Gather every line from the entries below that includes "April".

-- BEGIN --

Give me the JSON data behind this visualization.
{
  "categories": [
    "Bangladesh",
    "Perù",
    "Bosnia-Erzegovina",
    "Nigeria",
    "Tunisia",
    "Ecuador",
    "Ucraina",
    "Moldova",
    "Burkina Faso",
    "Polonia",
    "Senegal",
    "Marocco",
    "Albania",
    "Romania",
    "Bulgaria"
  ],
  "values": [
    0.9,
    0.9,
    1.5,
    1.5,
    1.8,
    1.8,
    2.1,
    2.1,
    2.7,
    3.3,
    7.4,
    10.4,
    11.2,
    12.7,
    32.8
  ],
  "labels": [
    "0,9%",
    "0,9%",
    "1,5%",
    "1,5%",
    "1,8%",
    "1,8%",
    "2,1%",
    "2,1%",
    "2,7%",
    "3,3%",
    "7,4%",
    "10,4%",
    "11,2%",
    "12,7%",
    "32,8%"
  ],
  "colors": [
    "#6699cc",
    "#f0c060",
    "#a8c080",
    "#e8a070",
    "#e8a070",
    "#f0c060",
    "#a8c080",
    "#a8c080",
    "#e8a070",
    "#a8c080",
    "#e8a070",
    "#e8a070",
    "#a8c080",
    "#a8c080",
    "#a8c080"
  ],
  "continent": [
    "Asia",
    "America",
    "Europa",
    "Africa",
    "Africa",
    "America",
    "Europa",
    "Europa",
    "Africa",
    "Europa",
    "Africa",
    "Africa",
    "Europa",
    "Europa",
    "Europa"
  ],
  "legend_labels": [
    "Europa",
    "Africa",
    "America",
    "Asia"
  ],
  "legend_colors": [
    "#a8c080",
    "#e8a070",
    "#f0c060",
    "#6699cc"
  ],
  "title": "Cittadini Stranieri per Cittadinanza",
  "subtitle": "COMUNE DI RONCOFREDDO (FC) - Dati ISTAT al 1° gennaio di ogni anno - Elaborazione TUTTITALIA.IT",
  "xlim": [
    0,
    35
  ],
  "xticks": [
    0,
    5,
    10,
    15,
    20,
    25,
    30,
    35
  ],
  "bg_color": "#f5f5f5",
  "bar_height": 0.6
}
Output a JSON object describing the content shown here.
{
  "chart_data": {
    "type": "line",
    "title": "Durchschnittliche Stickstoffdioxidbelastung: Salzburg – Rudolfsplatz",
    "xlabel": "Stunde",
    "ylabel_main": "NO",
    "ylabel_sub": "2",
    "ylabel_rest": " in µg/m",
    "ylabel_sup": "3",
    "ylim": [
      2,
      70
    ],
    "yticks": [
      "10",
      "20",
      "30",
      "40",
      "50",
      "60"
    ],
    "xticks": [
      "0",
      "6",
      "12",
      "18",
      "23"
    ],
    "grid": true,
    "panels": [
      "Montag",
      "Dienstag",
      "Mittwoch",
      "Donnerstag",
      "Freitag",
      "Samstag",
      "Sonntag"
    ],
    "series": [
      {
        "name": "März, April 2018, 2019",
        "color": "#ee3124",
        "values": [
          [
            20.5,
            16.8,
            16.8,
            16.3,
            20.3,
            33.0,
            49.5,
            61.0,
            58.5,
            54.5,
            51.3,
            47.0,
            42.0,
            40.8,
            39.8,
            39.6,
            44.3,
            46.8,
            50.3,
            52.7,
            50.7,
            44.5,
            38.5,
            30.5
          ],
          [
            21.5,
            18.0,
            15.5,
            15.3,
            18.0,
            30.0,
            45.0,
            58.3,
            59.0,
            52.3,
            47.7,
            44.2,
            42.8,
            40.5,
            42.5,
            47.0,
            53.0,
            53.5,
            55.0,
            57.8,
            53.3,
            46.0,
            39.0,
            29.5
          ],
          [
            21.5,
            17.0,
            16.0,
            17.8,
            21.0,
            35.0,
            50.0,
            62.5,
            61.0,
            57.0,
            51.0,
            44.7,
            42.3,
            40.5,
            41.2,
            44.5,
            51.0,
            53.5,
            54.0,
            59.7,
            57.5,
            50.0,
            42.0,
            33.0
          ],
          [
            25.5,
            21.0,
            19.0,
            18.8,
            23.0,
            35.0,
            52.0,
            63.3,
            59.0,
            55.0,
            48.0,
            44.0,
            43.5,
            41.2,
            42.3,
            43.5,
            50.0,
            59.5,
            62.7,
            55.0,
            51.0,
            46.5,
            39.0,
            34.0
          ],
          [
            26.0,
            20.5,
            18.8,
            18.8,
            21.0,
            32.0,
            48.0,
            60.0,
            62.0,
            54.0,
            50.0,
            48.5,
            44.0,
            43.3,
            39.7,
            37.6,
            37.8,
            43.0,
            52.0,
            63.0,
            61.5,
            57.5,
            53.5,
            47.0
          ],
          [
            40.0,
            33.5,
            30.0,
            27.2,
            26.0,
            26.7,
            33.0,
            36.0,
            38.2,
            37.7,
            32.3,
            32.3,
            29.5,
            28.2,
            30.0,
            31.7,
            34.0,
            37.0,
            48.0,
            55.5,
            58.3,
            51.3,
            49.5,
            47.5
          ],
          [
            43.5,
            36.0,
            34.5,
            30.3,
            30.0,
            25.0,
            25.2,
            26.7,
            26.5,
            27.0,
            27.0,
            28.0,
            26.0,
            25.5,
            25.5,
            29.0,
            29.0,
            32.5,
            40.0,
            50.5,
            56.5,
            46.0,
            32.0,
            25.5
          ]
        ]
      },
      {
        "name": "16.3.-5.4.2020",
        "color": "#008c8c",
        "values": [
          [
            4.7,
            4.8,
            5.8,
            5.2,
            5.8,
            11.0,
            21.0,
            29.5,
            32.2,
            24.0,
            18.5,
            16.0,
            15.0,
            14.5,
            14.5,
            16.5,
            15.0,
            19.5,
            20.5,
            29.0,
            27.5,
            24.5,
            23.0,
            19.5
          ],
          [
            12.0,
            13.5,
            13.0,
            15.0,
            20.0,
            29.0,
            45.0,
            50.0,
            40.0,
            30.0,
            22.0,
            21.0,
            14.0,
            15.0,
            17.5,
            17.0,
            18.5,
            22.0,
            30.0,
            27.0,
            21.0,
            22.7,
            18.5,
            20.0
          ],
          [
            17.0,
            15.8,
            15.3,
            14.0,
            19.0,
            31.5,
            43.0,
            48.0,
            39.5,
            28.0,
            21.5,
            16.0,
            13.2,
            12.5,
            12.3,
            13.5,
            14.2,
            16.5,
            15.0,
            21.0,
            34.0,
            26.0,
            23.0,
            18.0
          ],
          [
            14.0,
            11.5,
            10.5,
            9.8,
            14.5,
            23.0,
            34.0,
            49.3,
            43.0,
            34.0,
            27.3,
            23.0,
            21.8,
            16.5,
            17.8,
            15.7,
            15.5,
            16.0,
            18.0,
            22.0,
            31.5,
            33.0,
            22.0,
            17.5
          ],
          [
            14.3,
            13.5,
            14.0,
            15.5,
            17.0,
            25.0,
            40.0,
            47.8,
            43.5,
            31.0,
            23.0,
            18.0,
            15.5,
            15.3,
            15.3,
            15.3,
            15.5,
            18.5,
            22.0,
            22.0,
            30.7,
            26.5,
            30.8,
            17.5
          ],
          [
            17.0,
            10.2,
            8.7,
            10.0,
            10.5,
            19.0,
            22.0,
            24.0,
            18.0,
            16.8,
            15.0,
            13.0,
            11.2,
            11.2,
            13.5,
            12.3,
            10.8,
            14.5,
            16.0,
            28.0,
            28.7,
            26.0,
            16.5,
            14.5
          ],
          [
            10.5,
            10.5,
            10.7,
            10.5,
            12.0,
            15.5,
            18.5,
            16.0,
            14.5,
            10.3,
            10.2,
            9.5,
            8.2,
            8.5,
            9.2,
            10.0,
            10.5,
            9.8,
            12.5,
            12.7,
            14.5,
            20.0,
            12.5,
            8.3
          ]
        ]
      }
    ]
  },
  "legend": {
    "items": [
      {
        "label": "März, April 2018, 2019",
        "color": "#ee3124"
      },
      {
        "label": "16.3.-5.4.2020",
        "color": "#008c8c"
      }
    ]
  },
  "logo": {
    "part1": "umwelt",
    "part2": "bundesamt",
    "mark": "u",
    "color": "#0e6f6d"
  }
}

-- END --

§ Written answer:
        "name": "März, April 2018, 2019",
        "label": "März, April 2018, 2019",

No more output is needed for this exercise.